Quote every one of the following entries line by line without changing anything, and leave out the pictures.

[DATASET ROWS]:
——————————

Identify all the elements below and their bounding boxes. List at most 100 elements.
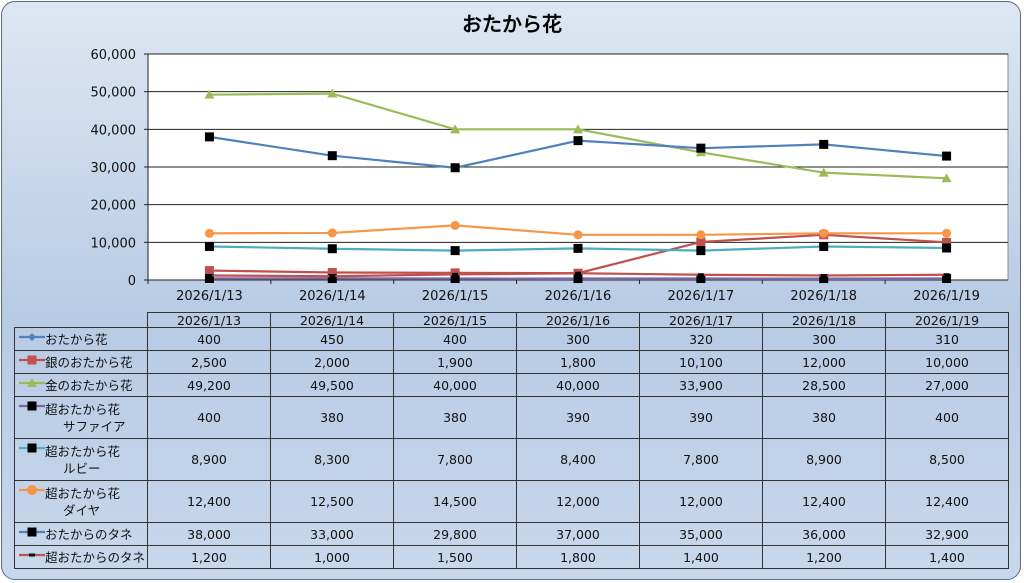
- table-cell: 12,400: [762, 480, 886, 523]
- x-tick-label: 2026/1/18: [790, 289, 857, 304]
- data-point-square: [573, 274, 583, 284]
- data-point-dash: [329, 274, 336, 278]
- table-cell: 40,000: [516, 373, 640, 397]
- data-point-circle: [327, 228, 337, 238]
- table-row: 銀のおたから花 2,500 2,000 1,900 1,800 10,100 12,000 1…: [14, 350, 1009, 374]
- table-cell: 12,000: [639, 480, 763, 523]
- data-point-circle: [573, 230, 583, 240]
- table-cell: 8,900: [762, 438, 886, 481]
- table-cell: 38,000: [147, 522, 271, 546]
- table-cell: 32,900: [885, 522, 1009, 546]
- data-point-circle: [819, 228, 829, 238]
- table-row: 超おたから花 ダイヤ 12,400 12,500 14,500 12,000 12,000 1…: [14, 480, 1009, 523]
- table-cell: 28,500: [762, 373, 886, 397]
- x-tick-label: 2026/1/14: [299, 289, 366, 304]
- table-cell: 40,000: [393, 373, 517, 397]
- table-row: 金のおたから花 49,200 49,500 40,000 40,000 33,900 28,…: [14, 373, 1009, 397]
- x-tick-label: 2026/1/15: [422, 289, 489, 304]
- table-cell: 450: [270, 327, 394, 351]
- table-header-cell: 2026/1/18: [762, 312, 886, 328]
- data-point-square: [450, 274, 460, 284]
- data-point-dash: [206, 273, 213, 277]
- table-cell: 1,000: [270, 545, 394, 569]
- data-point-square: [327, 274, 337, 284]
- data-point-square: [696, 246, 706, 256]
- table-cell: 12,400: [885, 480, 1009, 523]
- data-point-circle: [450, 220, 460, 230]
- table-cell: 310: [885, 327, 1009, 351]
- table-row: 超おたから花 サファイア 400 380 380 390 390 380 400: [14, 396, 1009, 439]
- data-point-circle: [942, 228, 952, 238]
- table-cell: 12,500: [270, 480, 394, 523]
- series-7: [206, 271, 950, 278]
- series-3: [204, 273, 952, 284]
- table-row: 超おたからのタネ 1,200 1,000 1,500 1,800 1,400 1,200 1,…: [14, 545, 1009, 569]
- table-cell: 7,800: [639, 438, 763, 481]
- table-cell: 1,900: [393, 350, 517, 374]
- data-point-triangle: [818, 167, 829, 177]
- data-point-square: [942, 151, 952, 161]
- y-tick-label: 60,000: [91, 48, 137, 63]
- series-name: 超おたから花: [45, 443, 121, 459]
- table-cell: 400: [147, 396, 271, 439]
- table-cell: 12,400: [147, 480, 271, 523]
- series-name: おたから花: [45, 331, 108, 347]
- data-point-dash: [820, 273, 827, 277]
- data-point-triangle: [450, 124, 461, 134]
- table-cell: 36,000: [762, 522, 886, 546]
- series-name: 超おたから花: [45, 485, 121, 501]
- series-name-line2: ルビー: [63, 460, 101, 476]
- table-cell: 320: [639, 327, 763, 351]
- table-cell: 380: [270, 396, 394, 439]
- table-cell: 14,500: [393, 480, 517, 523]
- table-cell: 8,500: [885, 438, 1009, 481]
- data-point-triangle: [941, 173, 952, 183]
- series-label: 超おたから花 ダイヤ: [14, 480, 148, 523]
- data-point-square: [204, 132, 214, 142]
- table-cell: 8,300: [270, 438, 394, 481]
- data-point-square: [819, 274, 829, 284]
- y-tick-label: 10,000: [91, 236, 137, 251]
- table-cell: 12,000: [516, 480, 640, 523]
- table-cell: 300: [762, 327, 886, 351]
- table-row: おたからのタネ 38,000 33,000 29,800 37,000 35,000 36,…: [14, 522, 1009, 546]
- table-cell: 7,800: [393, 438, 517, 481]
- data-point-square: [204, 241, 214, 251]
- data-point-square: [204, 266, 214, 276]
- table-cell: 33,900: [639, 373, 763, 397]
- data-point-square: [450, 246, 460, 256]
- table-cell: 37,000: [516, 522, 640, 546]
- data-point-dash: [697, 273, 704, 277]
- data-point-square: [450, 163, 460, 173]
- data-point-square: [327, 244, 337, 254]
- table-cell: 10,100: [639, 350, 763, 374]
- table-cell: 1,500: [393, 545, 517, 569]
- data-point-square: [942, 273, 952, 283]
- x-tick-label: 2026/1/17: [668, 289, 735, 304]
- table-cell: 33,000: [270, 522, 394, 546]
- data-point-square: [942, 237, 952, 247]
- data-point-square: [327, 267, 337, 277]
- table-cell: 49,200: [147, 373, 271, 397]
- legend-key-icon: [19, 355, 45, 365]
- series-label: 超おたから花 ルビー: [14, 438, 148, 481]
- table-cell: 27,000: [885, 373, 1009, 397]
- table-cell: 8,900: [147, 438, 271, 481]
- series-label: おたから花: [14, 327, 148, 351]
- data-point-triangle: [573, 124, 583, 134]
- table-header-cell: 2026/1/16: [516, 312, 640, 328]
- x-tick-label: 2026/1/16: [545, 289, 612, 304]
- table-cell: 10,000: [885, 350, 1009, 374]
- data-point-square: [204, 273, 214, 283]
- data-point-square: [942, 243, 952, 253]
- table-cell: 390: [639, 396, 763, 439]
- data-point-dash: [575, 271, 581, 275]
- table-header-cell: 2026/1/19: [885, 312, 1009, 328]
- series-label: 超おたからのタネ: [14, 545, 148, 569]
- series-name-line2: サファイア: [63, 418, 126, 434]
- table-row: おたから花 400 450 400 300 320 300 310: [14, 327, 1009, 351]
- table-cell: 8,400: [516, 438, 640, 481]
- x-tick-label: 2026/1/19: [913, 289, 980, 304]
- table-header-row: 2026/1/13 2026/1/14 2026/1/15 2026/1/16 2026…: [14, 312, 1009, 328]
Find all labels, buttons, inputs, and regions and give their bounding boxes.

——————————

[RESULT FOR THIS TASK]:
Identify all the elements below and their bounding boxes. List at most 100 elements.
- table-cell: 12,400: [762, 480, 886, 523]
- x-tick-label: 2026/1/18: [790, 289, 857, 304]
- data-point-square: [573, 274, 583, 284]
- data-point-dash: [329, 274, 336, 278]
- table-cell: 40,000: [516, 373, 640, 397]
- data-point-circle: [327, 228, 337, 238]
- table-row: 銀のおたから花 2,500 2,000 1,900 1,800 10,100 12,000 1…: [14, 350, 1009, 374]
- table-cell: 12,000: [639, 480, 763, 523]
- data-point-circle: [573, 230, 583, 240]
- table-cell: 8,900: [762, 438, 886, 481]
- table-cell: 38,000: [147, 522, 271, 546]
- table-cell: 32,900: [885, 522, 1009, 546]
- data-point-circle: [819, 228, 829, 238]
- table-row: 超おたから花 ダイヤ 12,400 12,500 14,500 12,000 12,000 1…: [14, 480, 1009, 523]
- table-cell: 28,500: [762, 373, 886, 397]
- x-tick-label: 2026/1/14: [299, 289, 366, 304]
- table-cell: 40,000: [393, 373, 517, 397]
- table-row: 金のおたから花 49,200 49,500 40,000 40,000 33,900 28,…: [14, 373, 1009, 397]
- x-tick-label: 2026/1/15: [422, 289, 489, 304]
- table-cell: 450: [270, 327, 394, 351]
- table-header-cell: 2026/1/18: [762, 312, 886, 328]
- data-point-square: [450, 274, 460, 284]
- data-point-dash: [206, 273, 213, 277]
- table-cell: 1,000: [270, 545, 394, 569]
- data-point-square: [327, 274, 337, 284]
- data-point-square: [696, 246, 706, 256]
- table-cell: 12,400: [885, 480, 1009, 523]
- data-point-circle: [450, 220, 460, 230]
- table-cell: 310: [885, 327, 1009, 351]
- table-row: 超おたから花 サファイア 400 380 380 390 390 380 400: [14, 396, 1009, 439]
- data-point-circle: [942, 228, 952, 238]
- table-cell: 12,500: [270, 480, 394, 523]
- series-7: [206, 271, 950, 278]
- series-3: [204, 273, 952, 284]
- table-row: 超おたからのタネ 1,200 1,000 1,500 1,800 1,400 1,200 1,…: [14, 545, 1009, 569]
- table-cell: 7,800: [639, 438, 763, 481]
- table-cell: 1,900: [393, 350, 517, 374]
- data-point-triangle: [818, 167, 829, 177]
- data-point-square: [942, 151, 952, 161]
- y-tick-label: 60,000: [91, 48, 137, 63]
- series-name: 超おたから花: [45, 443, 121, 459]
- table-cell: 400: [147, 396, 271, 439]
- table-cell: 12,400: [147, 480, 271, 523]
- series-name: おたから花: [45, 331, 108, 347]
- data-point-dash: [820, 273, 827, 277]
- data-point-triangle: [450, 124, 461, 134]
- table-cell: 36,000: [762, 522, 886, 546]
- series-name: 超おたから花: [45, 485, 121, 501]
- series-name-line2: ルビー: [63, 460, 101, 476]
- table-cell: 320: [639, 327, 763, 351]
- table-cell: 380: [270, 396, 394, 439]
- table-cell: 14,500: [393, 480, 517, 523]
- table-cell: 8,500: [885, 438, 1009, 481]
- data-point-triangle: [941, 173, 952, 183]
- series-label: 超おたから花 ダイヤ: [14, 480, 148, 523]
- data-point-square: [204, 132, 214, 142]
- table-cell: 8,300: [270, 438, 394, 481]
- data-point-square: [819, 274, 829, 284]
- y-tick-label: 10,000: [91, 236, 137, 251]
- table-cell: 12,000: [516, 480, 640, 523]
- table-cell: 300: [762, 327, 886, 351]
- table-row: おたからのタネ 38,000 33,000 29,800 37,000 35,000 36,…: [14, 522, 1009, 546]
- table-cell: 7,800: [393, 438, 517, 481]
- data-point-square: [204, 241, 214, 251]
- data-point-square: [204, 266, 214, 276]
- table-cell: 33,900: [639, 373, 763, 397]
- data-point-square: [450, 246, 460, 256]
- table-cell: 37,000: [516, 522, 640, 546]
- data-point-dash: [697, 273, 704, 277]
- data-point-square: [450, 163, 460, 173]
- data-point-square: [327, 244, 337, 254]
- table-cell: 10,100: [639, 350, 763, 374]
- table-cell: 1,500: [393, 545, 517, 569]
- data-point-square: [942, 273, 952, 283]
- x-tick-label: 2026/1/17: [668, 289, 735, 304]
- table-cell: 33,000: [270, 522, 394, 546]
- data-point-square: [942, 237, 952, 247]
- data-point-square: [327, 267, 337, 277]
- table-cell: 49,200: [147, 373, 271, 397]
- legend-key-icon: [19, 355, 45, 365]
- series-label: 超おたから花 ルビー: [14, 438, 148, 481]
- table-cell: 27,000: [885, 373, 1009, 397]
- table-cell: 8,900: [147, 438, 271, 481]
- series-label: おたから花: [14, 327, 148, 351]
- data-point-triangle: [573, 124, 583, 134]
- table-header-cell: 2026/1/16: [516, 312, 640, 328]
- x-tick-label: 2026/1/16: [545, 289, 612, 304]
- table-cell: 10,000: [885, 350, 1009, 374]
- data-point-square: [204, 273, 214, 283]
- data-point-square: [942, 243, 952, 253]
- table-cell: 390: [639, 396, 763, 439]
- data-point-dash: [575, 271, 581, 275]
- table-header-cell: 2026/1/19: [885, 312, 1009, 328]
- series-label: 超おたからのタネ: [14, 545, 148, 569]
- series-name-line2: サファイア: [63, 418, 126, 434]
- table-row: おたから花 400 450 400 300 320 300 310: [14, 327, 1009, 351]
- table-cell: 8,400: [516, 438, 640, 481]
- x-tick-label: 2026/1/19: [913, 289, 980, 304]
- table-header-row: 2026/1/13 2026/1/14 2026/1/15 2026/1/16 2026…: [14, 312, 1009, 328]
Find all labels, buttons, inputs, and regions and give their bounding boxes.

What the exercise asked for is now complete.